> Instruction: Transcribe the entries that follow, word for word.

> Material for this task:
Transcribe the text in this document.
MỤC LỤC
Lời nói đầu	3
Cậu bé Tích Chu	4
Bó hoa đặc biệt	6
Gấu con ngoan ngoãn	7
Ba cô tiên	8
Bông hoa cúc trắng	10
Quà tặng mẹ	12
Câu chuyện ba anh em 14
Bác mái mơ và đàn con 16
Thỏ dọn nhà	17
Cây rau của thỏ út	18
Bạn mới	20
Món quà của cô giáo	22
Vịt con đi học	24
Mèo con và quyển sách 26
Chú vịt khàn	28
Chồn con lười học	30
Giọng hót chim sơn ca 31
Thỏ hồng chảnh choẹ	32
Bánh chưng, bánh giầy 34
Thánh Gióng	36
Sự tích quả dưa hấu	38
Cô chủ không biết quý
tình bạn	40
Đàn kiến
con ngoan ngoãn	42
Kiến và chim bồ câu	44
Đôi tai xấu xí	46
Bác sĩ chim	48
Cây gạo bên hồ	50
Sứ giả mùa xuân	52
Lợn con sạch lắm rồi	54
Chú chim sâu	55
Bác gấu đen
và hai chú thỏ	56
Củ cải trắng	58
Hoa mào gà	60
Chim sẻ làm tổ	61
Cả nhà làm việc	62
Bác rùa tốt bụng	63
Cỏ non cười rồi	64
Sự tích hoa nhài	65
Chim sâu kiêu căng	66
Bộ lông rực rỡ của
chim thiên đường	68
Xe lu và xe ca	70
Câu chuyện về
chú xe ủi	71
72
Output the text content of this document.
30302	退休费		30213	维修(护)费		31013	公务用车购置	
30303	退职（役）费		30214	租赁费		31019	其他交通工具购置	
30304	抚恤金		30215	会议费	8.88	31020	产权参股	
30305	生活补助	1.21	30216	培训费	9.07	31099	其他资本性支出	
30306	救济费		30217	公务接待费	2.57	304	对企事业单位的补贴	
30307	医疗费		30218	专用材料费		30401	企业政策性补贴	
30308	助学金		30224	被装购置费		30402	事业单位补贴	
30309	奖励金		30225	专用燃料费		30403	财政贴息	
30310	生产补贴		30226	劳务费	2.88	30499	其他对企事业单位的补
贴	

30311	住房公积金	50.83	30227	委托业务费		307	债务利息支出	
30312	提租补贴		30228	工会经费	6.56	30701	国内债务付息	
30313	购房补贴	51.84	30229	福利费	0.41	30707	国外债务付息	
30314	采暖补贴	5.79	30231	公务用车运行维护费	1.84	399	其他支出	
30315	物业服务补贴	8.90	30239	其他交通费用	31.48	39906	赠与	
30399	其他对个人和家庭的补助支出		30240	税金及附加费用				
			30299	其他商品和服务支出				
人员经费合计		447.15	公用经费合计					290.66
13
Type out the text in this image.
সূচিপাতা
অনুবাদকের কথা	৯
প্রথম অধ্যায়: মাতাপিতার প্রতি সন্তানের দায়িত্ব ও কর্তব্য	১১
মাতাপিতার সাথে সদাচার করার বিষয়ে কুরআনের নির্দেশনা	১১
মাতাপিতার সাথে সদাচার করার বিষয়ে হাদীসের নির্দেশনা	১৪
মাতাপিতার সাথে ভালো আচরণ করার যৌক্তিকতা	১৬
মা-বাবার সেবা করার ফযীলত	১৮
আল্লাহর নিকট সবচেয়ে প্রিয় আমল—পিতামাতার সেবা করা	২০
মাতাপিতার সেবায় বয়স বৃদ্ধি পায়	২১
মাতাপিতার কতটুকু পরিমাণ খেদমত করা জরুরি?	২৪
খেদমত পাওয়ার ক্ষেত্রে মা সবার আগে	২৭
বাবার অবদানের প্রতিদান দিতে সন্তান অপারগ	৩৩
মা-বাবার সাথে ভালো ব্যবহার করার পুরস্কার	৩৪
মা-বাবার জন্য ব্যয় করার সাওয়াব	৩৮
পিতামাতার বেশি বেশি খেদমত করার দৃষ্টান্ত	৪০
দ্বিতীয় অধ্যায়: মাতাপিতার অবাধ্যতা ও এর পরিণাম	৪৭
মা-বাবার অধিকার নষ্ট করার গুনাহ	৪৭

> Result of the exercise:
Transcribe the text in this document.
MỤC LỤC
Lời nói đầu	3
Cậu bé Tích Chu	4
Bó hoa đặc biệt	6
Gấu con ngoan ngoãn	7
Ba cô tiên	8
Bông hoa cúc trắng	10
Quà tặng mẹ	12
Câu chuyện ba anh em 14
Bác mái mơ và đàn con 16
Thỏ dọn nhà	17
Cây rau của thỏ út	18
Bạn mới	20
Món quà của cô giáo	22
Vịt con đi học	24
Mèo con và quyển sách 26
Chú vịt khàn	28
Chồn con lười học	30
Giọng hót chim sơn ca 31
Thỏ hồng chảnh choẹ	32
Bánh chưng, bánh giầy 34
Thánh Gióng	36
Sự tích quả dưa hấu	38
Cô chủ không biết quý
tình bạn	40
Đàn kiến
con ngoan ngoãn	42
Kiến và chim bồ câu	44
Đôi tai xấu xí	46
Bác sĩ chim	48
Cây gạo bên hồ	50
Sứ giả mùa xuân	52
Lợn con sạch lắm rồi	54
Chú chim sâu	55
Bác gấu đen
và hai chú thỏ	56
Củ cải trắng	58
Hoa mào gà	60
Chim sẻ làm tổ	61
Cả nhà làm việc	62
Bác rùa tốt bụng	63
Cỏ non cười rồi	64
Sự tích hoa nhài	65
Chim sâu kiêu căng	66
Bộ lông rực rỡ của
chim thiên đường	68
Xe lu và xe ca	70
Câu chuyện về
chú xe ủi	71
72
Output the text content of this document.
30302	退休费		30213	维修(护)费		31013	公务用车购置	
30303	退职（役）费		30214	租赁费		31019	其他交通工具购置	
30304	抚恤金		30215	会议费	8.88	31020	产权参股	
30305	生活补助	1.21	30216	培训费	9.07	31099	其他资本性支出	
30306	救济费		30217	公务接待费	2.57	304	对企事业单位的补贴	
30307	医疗费		30218	专用材料费		30401	企业政策性补贴	
30308	助学金		30224	被装购置费		30402	事业单位补贴	
30309	奖励金		30225	专用燃料费		30403	财政贴息	
30310	生产补贴		30226	劳务费	2.88	30499	其他对企事业单位的补
贴	

30311	住房公积金	50.83	30227	委托业务费		307	债务利息支出	
30312	提租补贴		30228	工会经费	6.56	30701	国内债务付息	
30313	购房补贴	51.84	30229	福利费	0.41	30707	国外债务付息	
30314	采暖补贴	5.79	30231	公务用车运行维护费	1.84	399	其他支出	
30315	物业服务补贴	8.90	30239	其他交通费用	31.48	39906	赠与	
30399	其他对个人和家庭的补助支出		30240	税金及附加费用				
			30299	其他商品和服务支出				
人员经费合计		447.15	公用经费合计					290.66
13
Type out the text in this image.
সূচিপাতা
অনুবাদকের কথা	৯
প্রথম অধ্যায়: মাতাপিতার প্রতি সন্তানের দায়িত্ব ও কর্তব্য	১১
মাতাপিতার সাথে সদাচার করার বিষয়ে কুরআনের নির্দেশনা	১১
মাতাপিতার সাথে সদাচার করার বিষয়ে হাদীসের নির্দেশনা	১৪
মাতাপিতার সাথে ভালো আচরণ করার যৌক্তিকতা	১৬
মা-বাবার সেবা করার ফযীলত	১৮
আল্লাহর নিকট সবচেয়ে প্রিয় আমল—পিতামাতার সেবা করা	২০
মাতাপিতার সেবায় বয়স বৃদ্ধি পায়	২১
মাতাপিতার কতটুকু পরিমাণ খেদমত করা জরুরি?	২৪
খেদমত পাওয়ার ক্ষেত্রে মা সবার আগে	২৭
বাবার অবদানের প্রতিদান দিতে সন্তান অপারগ	৩৩
মা-বাবার সাথে ভালো ব্যবহার করার পুরস্কার	৩৪
মা-বাবার জন্য ব্যয় করার সাওয়াব	৩৮
পিতামাতার বেশি বেশি খেদমত করার দৃষ্টান্ত	৪০
দ্বিতীয় অধ্যায়: মাতাপিতার অবাধ্যতা ও এর পরিণাম	৪৭
মা-বাবার অধিকার নষ্ট করার গুনাহ	৪৭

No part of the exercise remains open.